Document segment —
Count number of increasing subsequences of size k

Given an array arr[] containing n integers. The problem is to count number of increasing subsequences in the array of size k.

Examples:

Input : arr[] = {2, 6, 4, 5, 7}, 
            k = 3
Output : 5
The subsequences of size '3' are:
{2, 6, 7}, {2, 4, 5}, {2, 4, 7},
{2, 5, 7} and {4, 5, 7}.

Input : arr[] = {12, 8, 11, 13, 10, 15, 14, 16, 20}, 
            k = 4
Output : 39



Approach: The idea is to use Dynamic Programming by define 2D matrix, say dp[][]. dp[i][j] stores the count of increasing subsequences of size i ending with element arr[j]. So dp[i][j] can be defined as:

dp[i][j] = 1, where i = 1 and 1 <= j <= n
dp[i][j] = sum(dp[i-1][j]), where 1 < i <= k, i <= j <= n and arr[m] < arr[j] for (i-1) <= m < j.

C++

// C++ implementation to count number of
// increasing subsequences of size k
#include <bits/stdc++.h>

using namespace std;

// function to count number of increasing
// subsequences of size k
int numOfIncSubseqOfSizeK(int arr[], int n, int k)
{
    int dp[k][n], sum = 0;
    memset(dp, 0, sizeof(dp));

    // count of increasing subsequences of size 1
    // ending at each arr[i]
    for (int i = 0; i < n; i++)
        dp[0][i] = 1;

    // building up the matrix dp[][]
    // Here 'l' signifies the size of
    // increassing subsequnce of size (l+1).
    for (int l = 1; l < k; l++) {

        // for each increasing subsequence of size 'l'
        // ending with element arr[i]
        for (int i = l; i < n; i++) {

            // count of increasing subsequnces of size 'l'
            // ending with element arr[i]
            dp[l][i] = 0;
            for (int j = l - 1; j < i; j++) {
                if (arr[j] < arr[i])

Dataset excerpt —
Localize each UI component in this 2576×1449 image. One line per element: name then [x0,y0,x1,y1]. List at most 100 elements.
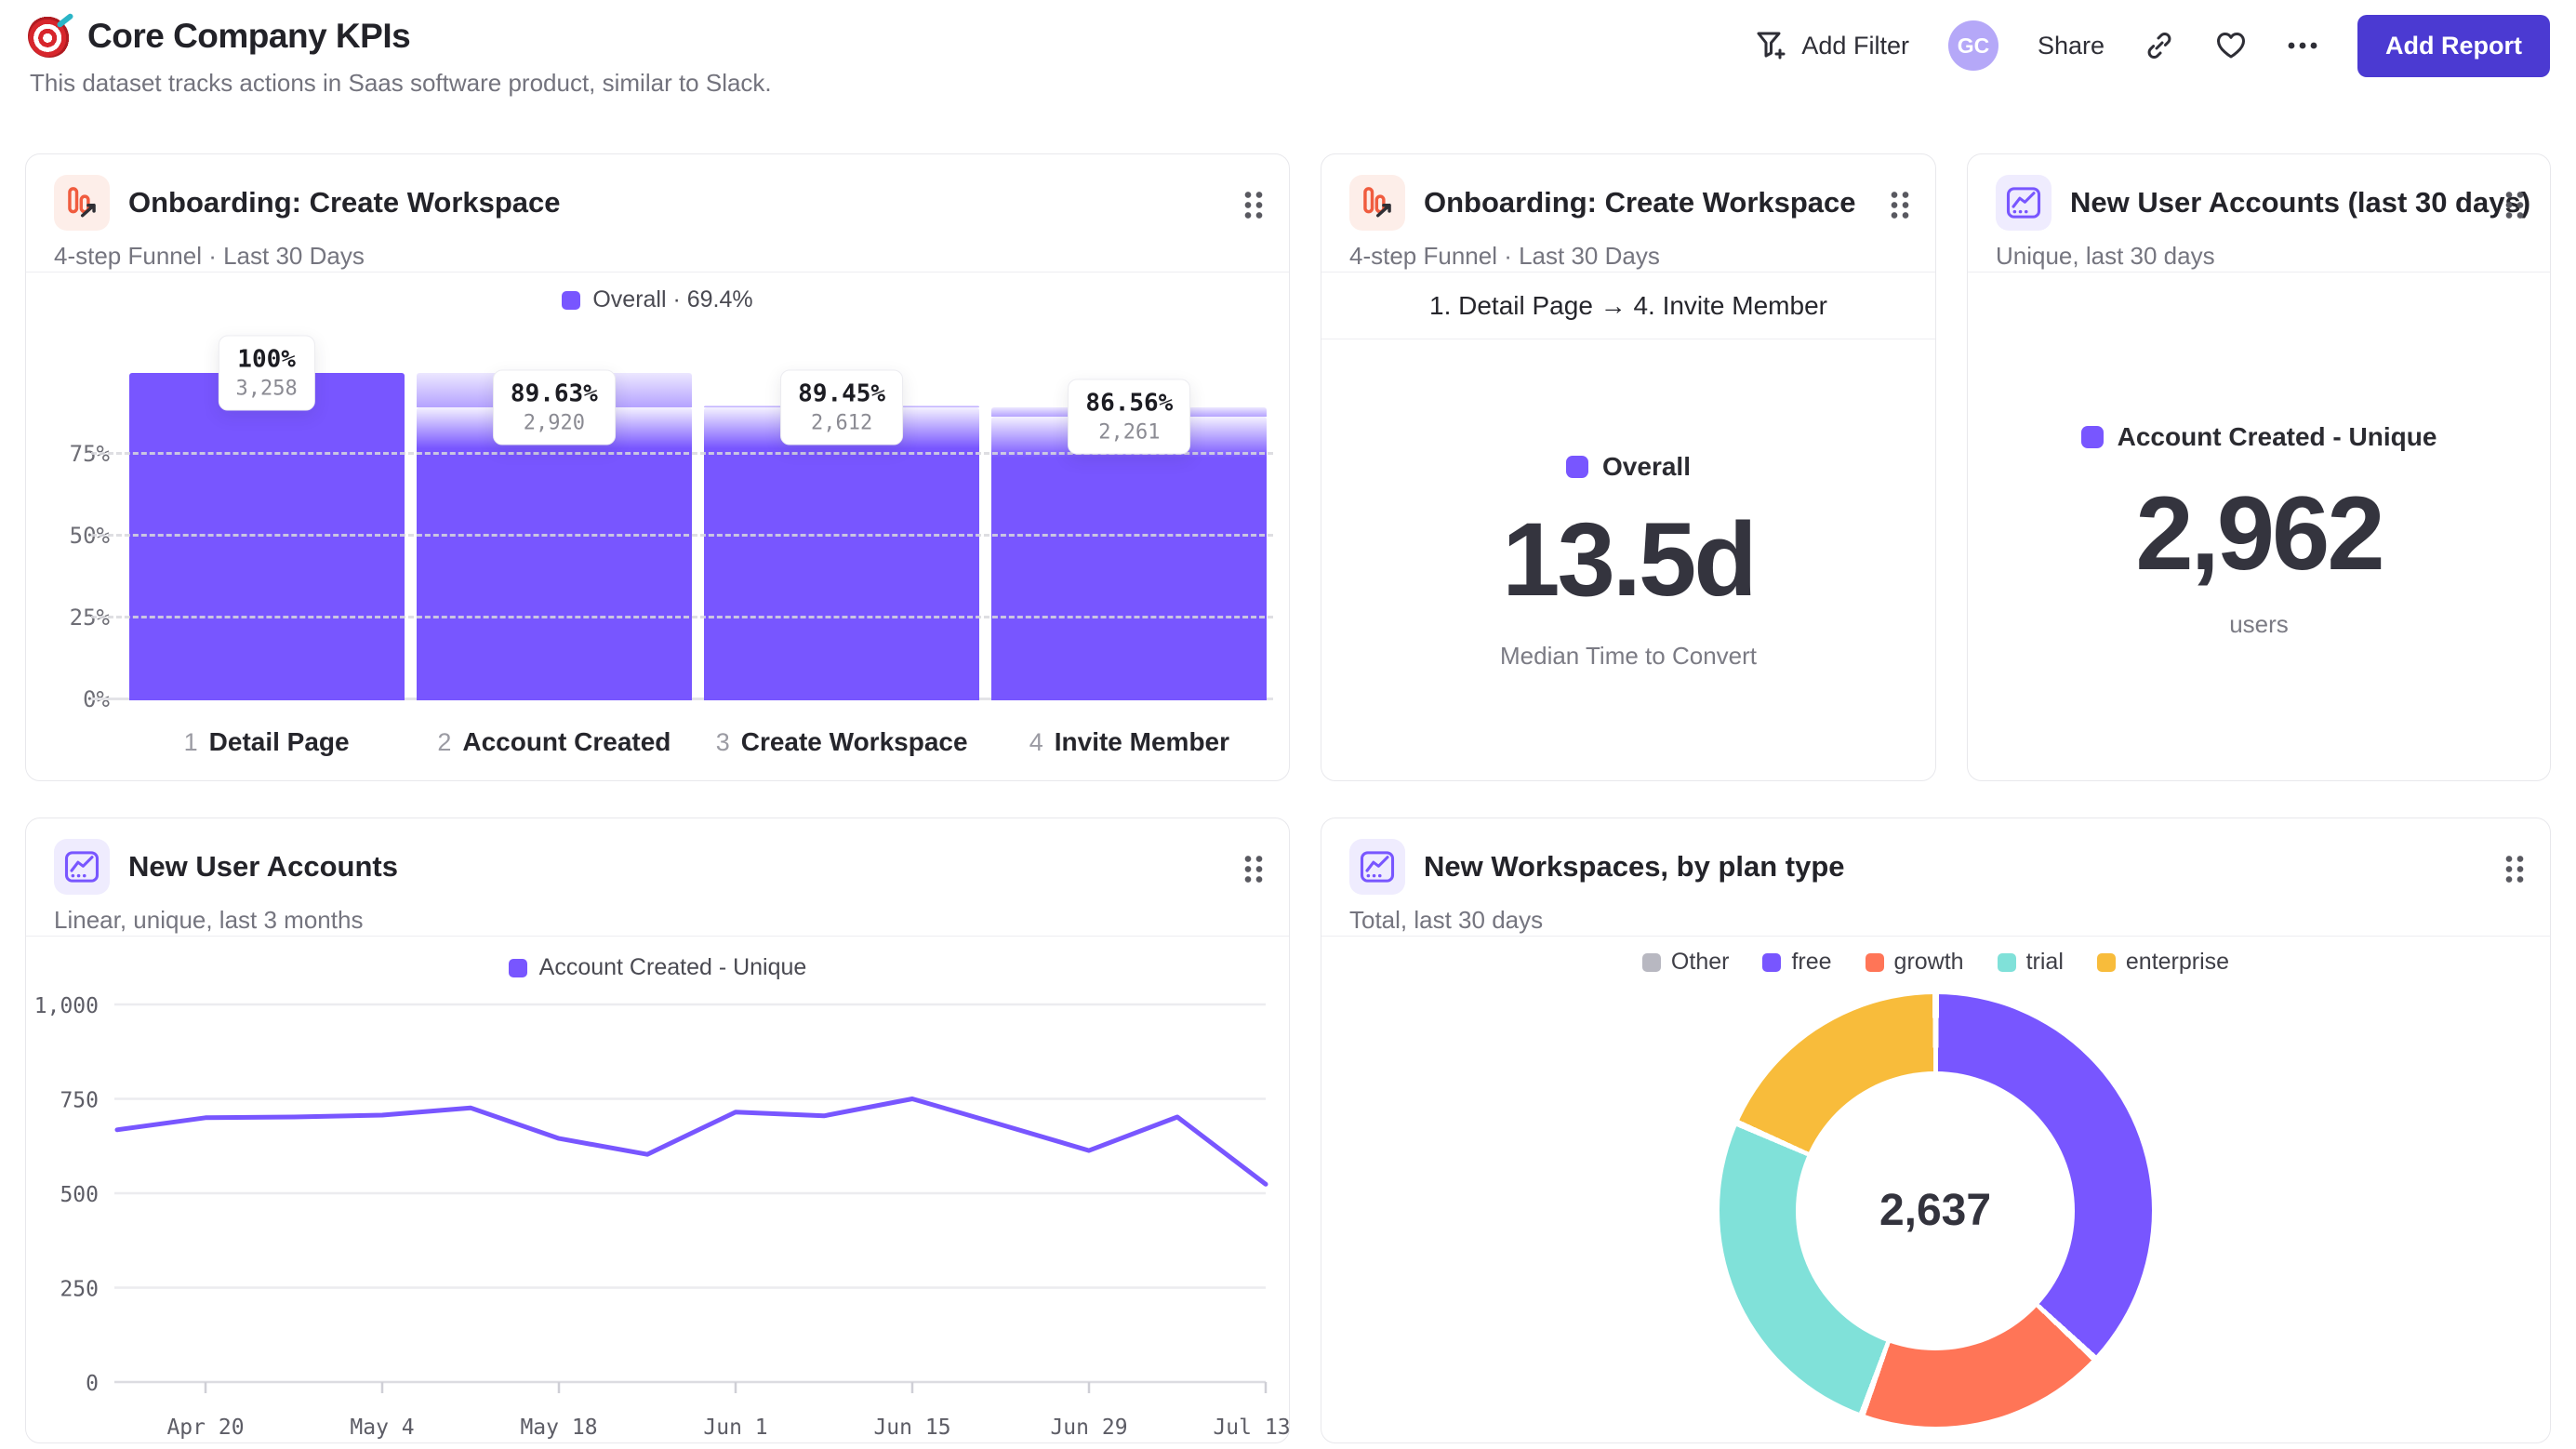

What this exercise asks —
a – In the page on counting increasing subsequences, what does dp[i][j] store?
b – Can you pick up the page on counting increasing subsequences after its last line and carry it on?
The data has no connection to the page on counting increasing subsequences.

Results —
a – The count of increasing subsequences of size i ending with element arr[j].

b –
                    dp[l][i] += dp[l - 1][j];
            }
        }
    }

    // sum up the count of increasing subsequences of
    // size 'k' ending at each element arr[i]
    for (int i = k - 1; i < n; i++)
        sum += dp[k - 1][i];

    // required number of increasing
    // subsequences of size k
    return sum;
}

// Driver program to test above
int main()
{
    int arr[] = { 12, 8, 11, 13, 10, 15, 14, 16, 20 };
    int n = sizeof(arr) / sizeof(arr[0]);
    int k = 4;

    cout << "Number of Increasing Subsequences of size "
         << k << " = " << numOfIncSubseqOfSizeK(arr, n, k);

    return 0;
}

PHP

<?php
// PHP implementation to count 
// number of increasing 
// subsequences of size k

// function to count number
// of increasing subsequences
// of size k
function numOfIncSubseqOfSizeK($arr, 
                               $n, $k)
{
    $dp = array(array()); 
    $sum = 0;
    $dp = array_fill(0, $n + 1, false);

    // count of increasing 
    // subsequences of size 1
    // ending at each arr[i]
    for ($i = 0; $i < $n; $i++)
        $dp[0][$i] = 1;

    // building up the matrix 
    // dp[][]. Here 'l' signifies 
    // the size of increassing 
    // subsequnce of size (l+1).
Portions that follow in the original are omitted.